[Transcribed document page entries]
+--

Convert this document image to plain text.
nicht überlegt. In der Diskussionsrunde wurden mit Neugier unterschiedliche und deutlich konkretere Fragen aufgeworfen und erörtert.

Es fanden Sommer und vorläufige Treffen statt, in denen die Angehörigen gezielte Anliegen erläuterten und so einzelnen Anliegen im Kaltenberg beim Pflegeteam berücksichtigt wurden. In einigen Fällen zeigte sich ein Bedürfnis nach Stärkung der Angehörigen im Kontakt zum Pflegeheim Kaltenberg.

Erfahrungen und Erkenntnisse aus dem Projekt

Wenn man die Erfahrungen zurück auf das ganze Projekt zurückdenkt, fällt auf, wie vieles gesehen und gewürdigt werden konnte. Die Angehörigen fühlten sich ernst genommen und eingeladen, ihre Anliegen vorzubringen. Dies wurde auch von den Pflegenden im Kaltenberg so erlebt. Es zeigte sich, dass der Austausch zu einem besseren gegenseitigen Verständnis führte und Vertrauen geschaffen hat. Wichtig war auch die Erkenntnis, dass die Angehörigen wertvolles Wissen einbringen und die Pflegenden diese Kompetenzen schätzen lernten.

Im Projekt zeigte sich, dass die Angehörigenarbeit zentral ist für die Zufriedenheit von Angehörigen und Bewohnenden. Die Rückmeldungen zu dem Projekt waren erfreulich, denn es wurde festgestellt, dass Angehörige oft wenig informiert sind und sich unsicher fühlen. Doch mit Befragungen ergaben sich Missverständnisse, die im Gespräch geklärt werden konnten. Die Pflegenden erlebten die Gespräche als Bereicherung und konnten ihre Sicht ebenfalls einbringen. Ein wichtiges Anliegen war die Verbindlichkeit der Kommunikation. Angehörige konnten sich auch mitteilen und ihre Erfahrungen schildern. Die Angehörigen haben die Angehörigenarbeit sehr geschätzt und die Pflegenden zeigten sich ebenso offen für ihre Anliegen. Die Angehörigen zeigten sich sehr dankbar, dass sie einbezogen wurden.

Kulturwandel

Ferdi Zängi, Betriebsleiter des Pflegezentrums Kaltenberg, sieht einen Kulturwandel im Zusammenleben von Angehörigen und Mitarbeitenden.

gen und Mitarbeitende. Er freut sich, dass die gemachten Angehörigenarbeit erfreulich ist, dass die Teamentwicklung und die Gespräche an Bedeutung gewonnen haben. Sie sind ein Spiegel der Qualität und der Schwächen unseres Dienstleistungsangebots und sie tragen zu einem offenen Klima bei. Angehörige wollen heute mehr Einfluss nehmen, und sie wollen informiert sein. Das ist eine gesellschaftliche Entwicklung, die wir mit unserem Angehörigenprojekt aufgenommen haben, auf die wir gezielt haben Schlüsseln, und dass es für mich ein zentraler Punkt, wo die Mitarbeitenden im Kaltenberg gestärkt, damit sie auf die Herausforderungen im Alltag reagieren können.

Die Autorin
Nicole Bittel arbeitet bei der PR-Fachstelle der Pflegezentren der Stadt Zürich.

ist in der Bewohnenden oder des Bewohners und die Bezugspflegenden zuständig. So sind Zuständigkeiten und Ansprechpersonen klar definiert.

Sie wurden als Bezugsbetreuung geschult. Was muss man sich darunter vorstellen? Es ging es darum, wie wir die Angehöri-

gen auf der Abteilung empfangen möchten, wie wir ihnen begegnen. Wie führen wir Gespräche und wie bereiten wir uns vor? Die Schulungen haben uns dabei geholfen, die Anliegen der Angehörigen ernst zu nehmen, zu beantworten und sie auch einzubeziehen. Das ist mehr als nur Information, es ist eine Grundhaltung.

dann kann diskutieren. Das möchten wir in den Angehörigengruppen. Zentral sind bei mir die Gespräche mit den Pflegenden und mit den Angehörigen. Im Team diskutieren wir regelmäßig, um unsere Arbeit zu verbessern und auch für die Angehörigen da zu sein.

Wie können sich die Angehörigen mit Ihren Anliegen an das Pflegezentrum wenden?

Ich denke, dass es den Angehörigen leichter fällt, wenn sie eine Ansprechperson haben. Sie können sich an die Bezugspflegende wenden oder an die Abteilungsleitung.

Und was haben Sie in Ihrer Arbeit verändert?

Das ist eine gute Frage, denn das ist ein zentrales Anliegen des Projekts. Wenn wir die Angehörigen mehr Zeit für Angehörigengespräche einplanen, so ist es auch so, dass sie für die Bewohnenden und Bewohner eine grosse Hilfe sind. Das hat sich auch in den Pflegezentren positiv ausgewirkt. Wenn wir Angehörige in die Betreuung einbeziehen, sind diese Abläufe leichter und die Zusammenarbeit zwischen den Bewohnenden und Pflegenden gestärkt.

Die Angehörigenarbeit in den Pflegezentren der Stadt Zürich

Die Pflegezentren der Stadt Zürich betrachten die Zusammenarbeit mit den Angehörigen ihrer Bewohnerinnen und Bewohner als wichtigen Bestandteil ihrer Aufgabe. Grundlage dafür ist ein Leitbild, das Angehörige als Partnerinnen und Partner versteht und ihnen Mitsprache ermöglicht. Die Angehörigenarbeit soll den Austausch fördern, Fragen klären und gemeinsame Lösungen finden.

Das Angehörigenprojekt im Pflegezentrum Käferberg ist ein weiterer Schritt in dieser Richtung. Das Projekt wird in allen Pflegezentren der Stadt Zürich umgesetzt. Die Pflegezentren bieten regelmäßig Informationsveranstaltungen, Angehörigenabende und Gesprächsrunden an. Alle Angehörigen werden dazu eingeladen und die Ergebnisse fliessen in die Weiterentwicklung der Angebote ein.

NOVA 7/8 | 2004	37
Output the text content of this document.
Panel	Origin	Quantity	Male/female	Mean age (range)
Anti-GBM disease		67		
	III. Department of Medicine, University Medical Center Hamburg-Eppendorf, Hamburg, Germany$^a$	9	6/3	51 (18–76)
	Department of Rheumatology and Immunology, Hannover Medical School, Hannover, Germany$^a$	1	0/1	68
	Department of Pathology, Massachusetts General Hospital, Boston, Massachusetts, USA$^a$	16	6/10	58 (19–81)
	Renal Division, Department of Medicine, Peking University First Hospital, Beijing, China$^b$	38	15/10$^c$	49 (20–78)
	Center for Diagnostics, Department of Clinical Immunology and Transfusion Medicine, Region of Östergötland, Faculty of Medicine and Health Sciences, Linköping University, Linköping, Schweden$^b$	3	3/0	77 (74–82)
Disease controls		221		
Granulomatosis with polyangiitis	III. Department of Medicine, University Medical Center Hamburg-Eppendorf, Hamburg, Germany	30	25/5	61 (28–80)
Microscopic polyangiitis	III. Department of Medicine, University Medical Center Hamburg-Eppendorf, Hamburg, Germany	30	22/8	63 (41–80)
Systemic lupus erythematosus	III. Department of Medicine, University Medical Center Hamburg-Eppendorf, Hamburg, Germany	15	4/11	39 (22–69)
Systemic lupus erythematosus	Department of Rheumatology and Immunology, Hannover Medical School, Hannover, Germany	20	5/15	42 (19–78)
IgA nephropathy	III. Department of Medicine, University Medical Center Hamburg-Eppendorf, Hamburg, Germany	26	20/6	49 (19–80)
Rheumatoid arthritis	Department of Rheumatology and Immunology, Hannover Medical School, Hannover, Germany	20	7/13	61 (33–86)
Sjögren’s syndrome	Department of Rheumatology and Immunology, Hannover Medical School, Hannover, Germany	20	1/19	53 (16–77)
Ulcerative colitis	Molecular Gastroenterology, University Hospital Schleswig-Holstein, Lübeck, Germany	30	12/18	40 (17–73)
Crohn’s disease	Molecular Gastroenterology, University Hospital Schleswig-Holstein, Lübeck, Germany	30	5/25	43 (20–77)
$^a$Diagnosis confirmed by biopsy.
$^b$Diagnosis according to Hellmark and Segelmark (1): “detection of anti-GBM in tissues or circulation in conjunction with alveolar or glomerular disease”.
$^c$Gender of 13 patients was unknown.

+--

**Goal of the exercise**. Among the lines above, return those that contain the string "lupus".

**Problem solution**.
Systemic lupus erythematosus	III. Department of Medicine, University Medical Center Hamburg-Eppendorf, Hamburg, Germany	15	4/11	39 (22–69)
Systemic lupus erythematosus	Department of Rheumatology and Immunology, Hannover Medical School, Hannover, Germany	20	5/15	42 (19–78)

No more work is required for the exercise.